* **WHAT IS NEEDED**: Pick out each line of the records in which the word "model" appears.

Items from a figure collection
>> Start

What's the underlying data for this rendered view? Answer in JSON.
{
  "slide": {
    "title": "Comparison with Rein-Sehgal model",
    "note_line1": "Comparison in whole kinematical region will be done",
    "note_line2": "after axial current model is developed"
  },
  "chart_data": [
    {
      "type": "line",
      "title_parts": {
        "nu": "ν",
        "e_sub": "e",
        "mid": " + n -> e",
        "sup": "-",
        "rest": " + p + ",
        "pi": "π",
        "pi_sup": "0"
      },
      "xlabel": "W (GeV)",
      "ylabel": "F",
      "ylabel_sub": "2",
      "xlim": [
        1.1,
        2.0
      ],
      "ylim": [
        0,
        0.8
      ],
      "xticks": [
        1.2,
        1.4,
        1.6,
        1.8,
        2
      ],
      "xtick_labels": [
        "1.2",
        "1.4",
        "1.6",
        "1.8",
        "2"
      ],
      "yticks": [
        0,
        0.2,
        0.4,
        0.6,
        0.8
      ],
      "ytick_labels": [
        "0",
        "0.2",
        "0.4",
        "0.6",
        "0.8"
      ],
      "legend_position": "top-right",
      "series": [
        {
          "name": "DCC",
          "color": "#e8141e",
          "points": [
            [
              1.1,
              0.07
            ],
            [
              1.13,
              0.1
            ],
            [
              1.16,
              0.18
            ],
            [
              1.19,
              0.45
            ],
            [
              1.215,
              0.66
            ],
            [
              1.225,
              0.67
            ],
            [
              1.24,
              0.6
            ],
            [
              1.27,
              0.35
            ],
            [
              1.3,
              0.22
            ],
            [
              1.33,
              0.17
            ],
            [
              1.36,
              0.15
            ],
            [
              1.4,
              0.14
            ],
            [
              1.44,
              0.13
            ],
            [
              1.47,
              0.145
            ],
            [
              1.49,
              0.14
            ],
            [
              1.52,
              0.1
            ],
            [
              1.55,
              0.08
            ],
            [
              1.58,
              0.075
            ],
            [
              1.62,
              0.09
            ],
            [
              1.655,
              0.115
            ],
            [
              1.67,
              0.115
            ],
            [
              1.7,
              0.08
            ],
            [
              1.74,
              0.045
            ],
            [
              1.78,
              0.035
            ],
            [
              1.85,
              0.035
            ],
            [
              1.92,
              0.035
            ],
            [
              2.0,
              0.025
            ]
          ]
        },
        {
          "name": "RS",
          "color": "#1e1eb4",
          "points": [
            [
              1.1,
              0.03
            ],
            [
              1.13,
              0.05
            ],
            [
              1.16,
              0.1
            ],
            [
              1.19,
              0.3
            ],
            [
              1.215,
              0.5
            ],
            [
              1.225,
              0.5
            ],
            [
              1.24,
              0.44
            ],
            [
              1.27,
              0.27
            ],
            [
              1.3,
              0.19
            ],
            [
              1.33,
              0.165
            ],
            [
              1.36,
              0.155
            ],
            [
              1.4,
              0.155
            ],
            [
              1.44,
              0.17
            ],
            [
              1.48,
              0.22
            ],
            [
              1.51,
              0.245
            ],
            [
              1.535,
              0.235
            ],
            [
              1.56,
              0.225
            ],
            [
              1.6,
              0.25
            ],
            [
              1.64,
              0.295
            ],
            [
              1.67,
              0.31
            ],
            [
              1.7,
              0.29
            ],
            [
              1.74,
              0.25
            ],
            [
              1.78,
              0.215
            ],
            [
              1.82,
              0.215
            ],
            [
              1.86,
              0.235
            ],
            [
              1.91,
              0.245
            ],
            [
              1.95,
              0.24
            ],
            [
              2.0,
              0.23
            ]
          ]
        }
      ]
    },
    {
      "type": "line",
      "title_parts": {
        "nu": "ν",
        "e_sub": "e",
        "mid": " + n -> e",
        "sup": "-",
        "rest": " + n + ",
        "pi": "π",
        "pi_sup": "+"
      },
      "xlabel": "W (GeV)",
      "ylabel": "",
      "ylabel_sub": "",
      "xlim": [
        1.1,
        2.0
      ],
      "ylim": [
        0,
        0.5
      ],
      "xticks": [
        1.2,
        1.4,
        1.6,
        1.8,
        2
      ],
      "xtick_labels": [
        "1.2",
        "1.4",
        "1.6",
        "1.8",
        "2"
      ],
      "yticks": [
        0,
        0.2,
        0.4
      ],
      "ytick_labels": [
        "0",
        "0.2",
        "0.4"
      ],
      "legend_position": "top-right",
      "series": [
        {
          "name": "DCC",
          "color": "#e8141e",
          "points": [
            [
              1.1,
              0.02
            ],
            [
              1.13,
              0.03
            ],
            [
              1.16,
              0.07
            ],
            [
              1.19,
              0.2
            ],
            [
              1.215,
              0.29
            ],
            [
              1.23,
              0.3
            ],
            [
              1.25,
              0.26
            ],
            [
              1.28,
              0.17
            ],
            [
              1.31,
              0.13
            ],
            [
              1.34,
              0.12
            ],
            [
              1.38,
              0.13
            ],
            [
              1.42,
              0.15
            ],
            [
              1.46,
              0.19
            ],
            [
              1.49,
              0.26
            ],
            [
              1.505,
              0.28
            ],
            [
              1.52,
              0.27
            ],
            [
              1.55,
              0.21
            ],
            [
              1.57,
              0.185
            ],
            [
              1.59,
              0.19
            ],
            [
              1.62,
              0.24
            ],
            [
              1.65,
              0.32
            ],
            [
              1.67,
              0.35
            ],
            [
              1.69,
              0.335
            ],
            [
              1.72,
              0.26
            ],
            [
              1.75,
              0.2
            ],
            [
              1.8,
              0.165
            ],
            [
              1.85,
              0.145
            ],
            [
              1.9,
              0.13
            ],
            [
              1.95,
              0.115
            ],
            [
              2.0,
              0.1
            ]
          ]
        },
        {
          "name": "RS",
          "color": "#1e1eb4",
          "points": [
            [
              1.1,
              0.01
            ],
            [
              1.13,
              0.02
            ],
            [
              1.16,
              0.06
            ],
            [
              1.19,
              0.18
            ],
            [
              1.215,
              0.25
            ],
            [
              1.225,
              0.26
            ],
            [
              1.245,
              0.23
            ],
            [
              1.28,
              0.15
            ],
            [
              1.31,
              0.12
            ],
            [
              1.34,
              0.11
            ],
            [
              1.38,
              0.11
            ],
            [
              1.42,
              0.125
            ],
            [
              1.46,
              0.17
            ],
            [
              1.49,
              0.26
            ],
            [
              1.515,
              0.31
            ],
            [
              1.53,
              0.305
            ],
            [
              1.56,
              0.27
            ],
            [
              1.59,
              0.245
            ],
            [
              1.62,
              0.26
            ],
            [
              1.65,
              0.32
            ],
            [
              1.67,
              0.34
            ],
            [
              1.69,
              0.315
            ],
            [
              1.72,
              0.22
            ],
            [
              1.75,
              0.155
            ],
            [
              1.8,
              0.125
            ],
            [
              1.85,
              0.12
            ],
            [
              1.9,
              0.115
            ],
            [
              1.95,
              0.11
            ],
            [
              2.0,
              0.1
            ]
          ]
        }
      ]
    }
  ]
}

>> End
>> Start

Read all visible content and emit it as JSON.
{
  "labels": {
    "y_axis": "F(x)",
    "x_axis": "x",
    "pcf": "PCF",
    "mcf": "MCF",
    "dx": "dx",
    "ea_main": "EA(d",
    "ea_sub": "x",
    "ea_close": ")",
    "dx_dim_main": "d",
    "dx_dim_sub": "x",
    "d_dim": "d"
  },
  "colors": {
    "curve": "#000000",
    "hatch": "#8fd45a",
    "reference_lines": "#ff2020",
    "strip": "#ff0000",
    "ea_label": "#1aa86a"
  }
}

>> End

* **WRITTEN ANSWER**:
    "title": "Comparison with Rein-Sehgal model",
    "note_line2": "after axial current model is developed"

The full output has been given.